- **Objective**: Extract every line from the records below that contains the word "screenshot".

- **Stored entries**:

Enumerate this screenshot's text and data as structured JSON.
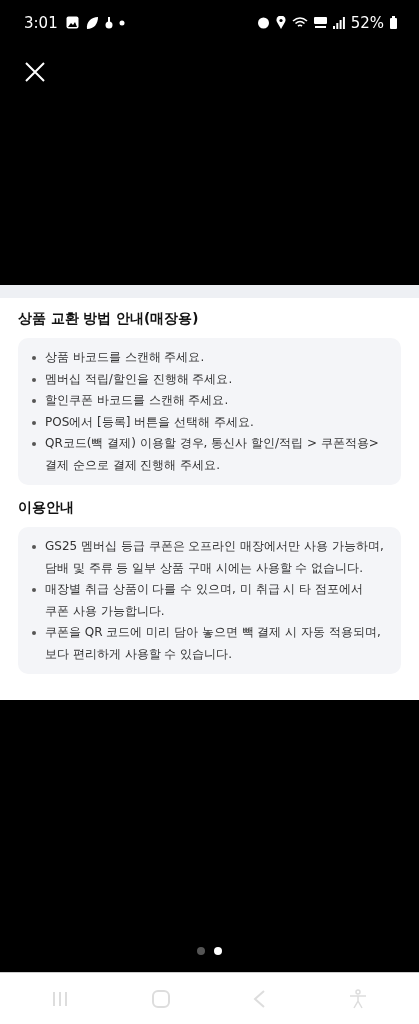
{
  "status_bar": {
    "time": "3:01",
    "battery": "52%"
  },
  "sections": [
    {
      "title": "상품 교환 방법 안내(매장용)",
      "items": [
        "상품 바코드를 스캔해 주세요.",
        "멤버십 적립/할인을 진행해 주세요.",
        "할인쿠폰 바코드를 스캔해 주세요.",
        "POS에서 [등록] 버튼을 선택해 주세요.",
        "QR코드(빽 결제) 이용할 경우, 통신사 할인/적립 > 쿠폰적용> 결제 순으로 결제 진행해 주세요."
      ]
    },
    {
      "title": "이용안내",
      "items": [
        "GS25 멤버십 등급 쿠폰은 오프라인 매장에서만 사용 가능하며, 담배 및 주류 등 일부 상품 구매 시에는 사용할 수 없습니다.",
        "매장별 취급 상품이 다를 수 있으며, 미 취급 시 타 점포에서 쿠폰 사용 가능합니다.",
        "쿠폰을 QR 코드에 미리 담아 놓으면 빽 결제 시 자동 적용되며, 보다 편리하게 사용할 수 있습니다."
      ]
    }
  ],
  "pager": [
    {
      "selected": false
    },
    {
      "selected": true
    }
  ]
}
* * *
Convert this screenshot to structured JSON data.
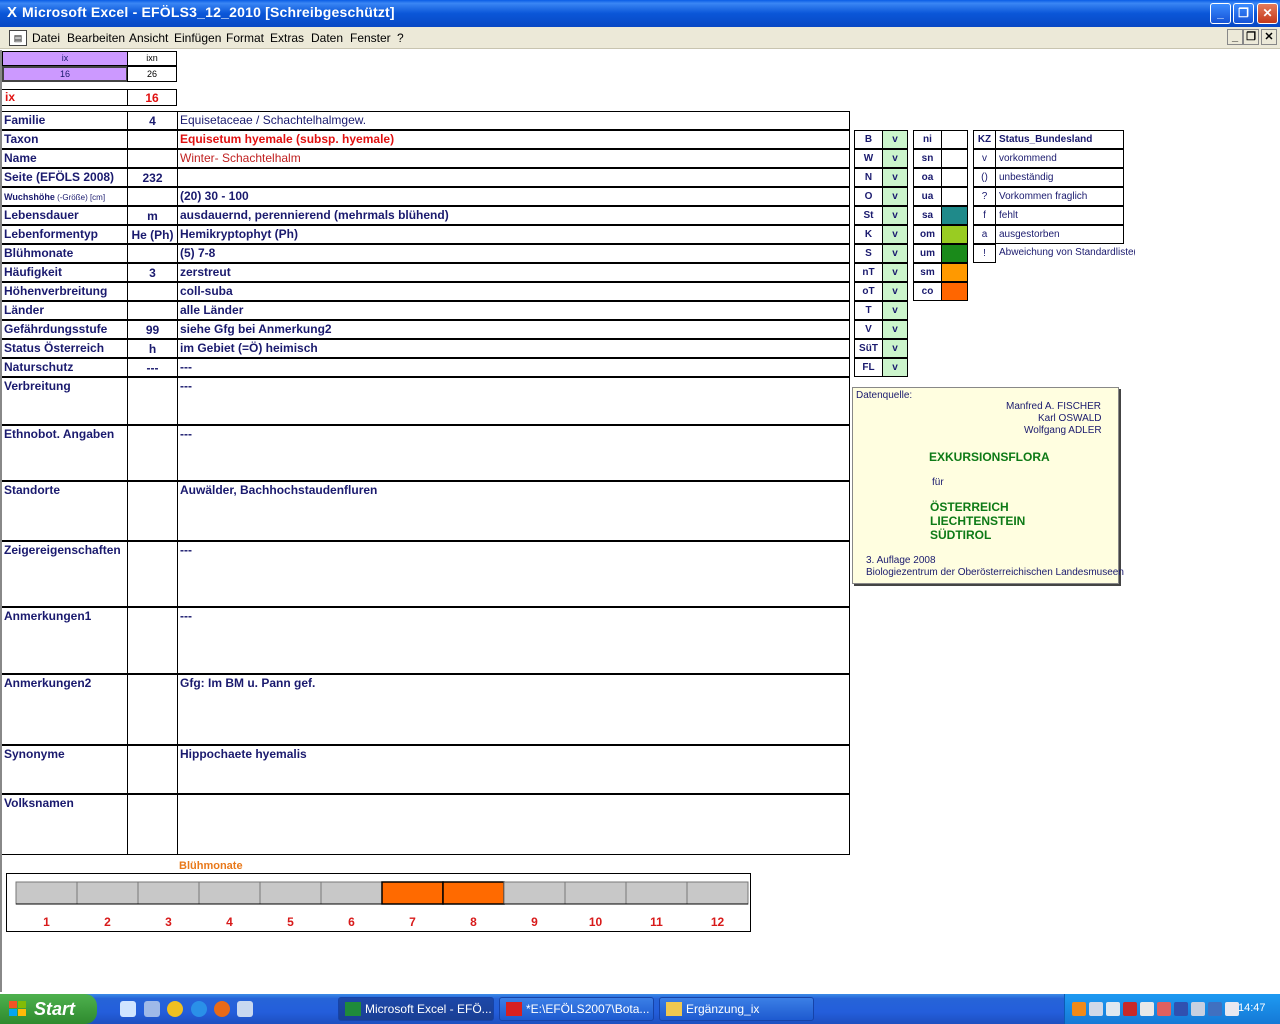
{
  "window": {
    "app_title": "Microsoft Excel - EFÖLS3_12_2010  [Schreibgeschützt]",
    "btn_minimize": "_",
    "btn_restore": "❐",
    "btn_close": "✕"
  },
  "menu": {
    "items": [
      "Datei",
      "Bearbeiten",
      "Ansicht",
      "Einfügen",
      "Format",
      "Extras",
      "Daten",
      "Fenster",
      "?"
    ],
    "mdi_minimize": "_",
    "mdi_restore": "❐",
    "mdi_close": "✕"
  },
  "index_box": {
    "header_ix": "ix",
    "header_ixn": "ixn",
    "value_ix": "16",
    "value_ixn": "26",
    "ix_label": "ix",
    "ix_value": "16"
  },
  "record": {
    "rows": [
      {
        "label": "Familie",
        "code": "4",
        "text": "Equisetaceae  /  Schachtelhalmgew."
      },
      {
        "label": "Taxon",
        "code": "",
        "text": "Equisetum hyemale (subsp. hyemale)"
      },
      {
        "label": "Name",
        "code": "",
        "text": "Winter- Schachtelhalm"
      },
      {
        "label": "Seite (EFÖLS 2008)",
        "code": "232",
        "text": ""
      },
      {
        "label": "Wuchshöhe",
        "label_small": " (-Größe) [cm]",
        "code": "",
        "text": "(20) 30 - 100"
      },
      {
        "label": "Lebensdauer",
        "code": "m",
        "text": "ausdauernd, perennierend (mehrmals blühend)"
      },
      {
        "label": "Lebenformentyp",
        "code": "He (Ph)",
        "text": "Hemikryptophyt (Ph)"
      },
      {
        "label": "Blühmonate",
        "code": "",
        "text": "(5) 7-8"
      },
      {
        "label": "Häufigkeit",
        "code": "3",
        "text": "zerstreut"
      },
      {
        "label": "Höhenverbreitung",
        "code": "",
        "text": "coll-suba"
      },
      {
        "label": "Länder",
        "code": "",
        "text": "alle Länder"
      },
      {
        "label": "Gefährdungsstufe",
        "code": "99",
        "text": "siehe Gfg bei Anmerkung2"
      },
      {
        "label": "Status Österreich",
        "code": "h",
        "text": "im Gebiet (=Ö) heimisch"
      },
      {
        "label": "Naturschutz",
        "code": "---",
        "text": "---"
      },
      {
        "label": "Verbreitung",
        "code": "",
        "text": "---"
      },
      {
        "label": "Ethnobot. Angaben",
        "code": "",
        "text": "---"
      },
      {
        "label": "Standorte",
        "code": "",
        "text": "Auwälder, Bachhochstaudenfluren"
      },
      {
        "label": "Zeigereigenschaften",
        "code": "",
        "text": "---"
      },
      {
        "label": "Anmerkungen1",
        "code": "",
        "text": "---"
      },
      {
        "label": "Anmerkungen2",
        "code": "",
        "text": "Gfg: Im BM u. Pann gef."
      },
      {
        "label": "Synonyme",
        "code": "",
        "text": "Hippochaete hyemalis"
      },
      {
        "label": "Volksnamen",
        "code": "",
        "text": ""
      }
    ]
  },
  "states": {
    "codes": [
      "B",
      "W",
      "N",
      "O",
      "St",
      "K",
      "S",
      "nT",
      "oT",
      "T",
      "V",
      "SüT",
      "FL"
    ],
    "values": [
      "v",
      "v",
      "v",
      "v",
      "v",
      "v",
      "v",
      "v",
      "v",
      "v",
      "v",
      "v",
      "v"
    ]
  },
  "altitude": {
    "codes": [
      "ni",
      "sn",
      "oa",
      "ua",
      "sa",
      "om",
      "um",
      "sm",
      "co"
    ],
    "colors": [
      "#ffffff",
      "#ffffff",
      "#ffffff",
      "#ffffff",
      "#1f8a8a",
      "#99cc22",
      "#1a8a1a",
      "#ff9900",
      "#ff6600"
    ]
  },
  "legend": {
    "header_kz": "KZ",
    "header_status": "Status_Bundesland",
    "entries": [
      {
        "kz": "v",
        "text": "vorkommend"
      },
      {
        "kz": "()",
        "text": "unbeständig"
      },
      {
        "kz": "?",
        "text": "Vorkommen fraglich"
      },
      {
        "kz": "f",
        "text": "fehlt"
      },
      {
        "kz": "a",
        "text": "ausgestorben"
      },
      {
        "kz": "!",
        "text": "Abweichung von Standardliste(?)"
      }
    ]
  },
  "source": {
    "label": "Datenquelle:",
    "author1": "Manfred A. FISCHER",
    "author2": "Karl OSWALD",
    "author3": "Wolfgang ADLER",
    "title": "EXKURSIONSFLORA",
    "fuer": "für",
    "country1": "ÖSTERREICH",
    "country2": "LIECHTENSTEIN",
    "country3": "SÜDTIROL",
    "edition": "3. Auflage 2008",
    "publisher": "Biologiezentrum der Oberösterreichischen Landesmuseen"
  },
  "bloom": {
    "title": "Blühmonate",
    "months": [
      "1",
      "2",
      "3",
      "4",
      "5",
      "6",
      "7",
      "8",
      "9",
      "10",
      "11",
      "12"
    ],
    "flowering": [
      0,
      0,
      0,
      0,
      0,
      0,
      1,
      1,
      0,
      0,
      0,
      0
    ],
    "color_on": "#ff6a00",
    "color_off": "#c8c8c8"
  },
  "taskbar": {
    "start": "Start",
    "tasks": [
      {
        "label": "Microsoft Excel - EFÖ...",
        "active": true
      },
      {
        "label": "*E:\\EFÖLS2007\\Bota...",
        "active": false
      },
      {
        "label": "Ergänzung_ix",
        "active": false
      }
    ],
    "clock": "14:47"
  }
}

- **Reply to the task**:
Enumerate this screenshot's text and data as structured JSON.
Convert this screenshot to structured JSON data.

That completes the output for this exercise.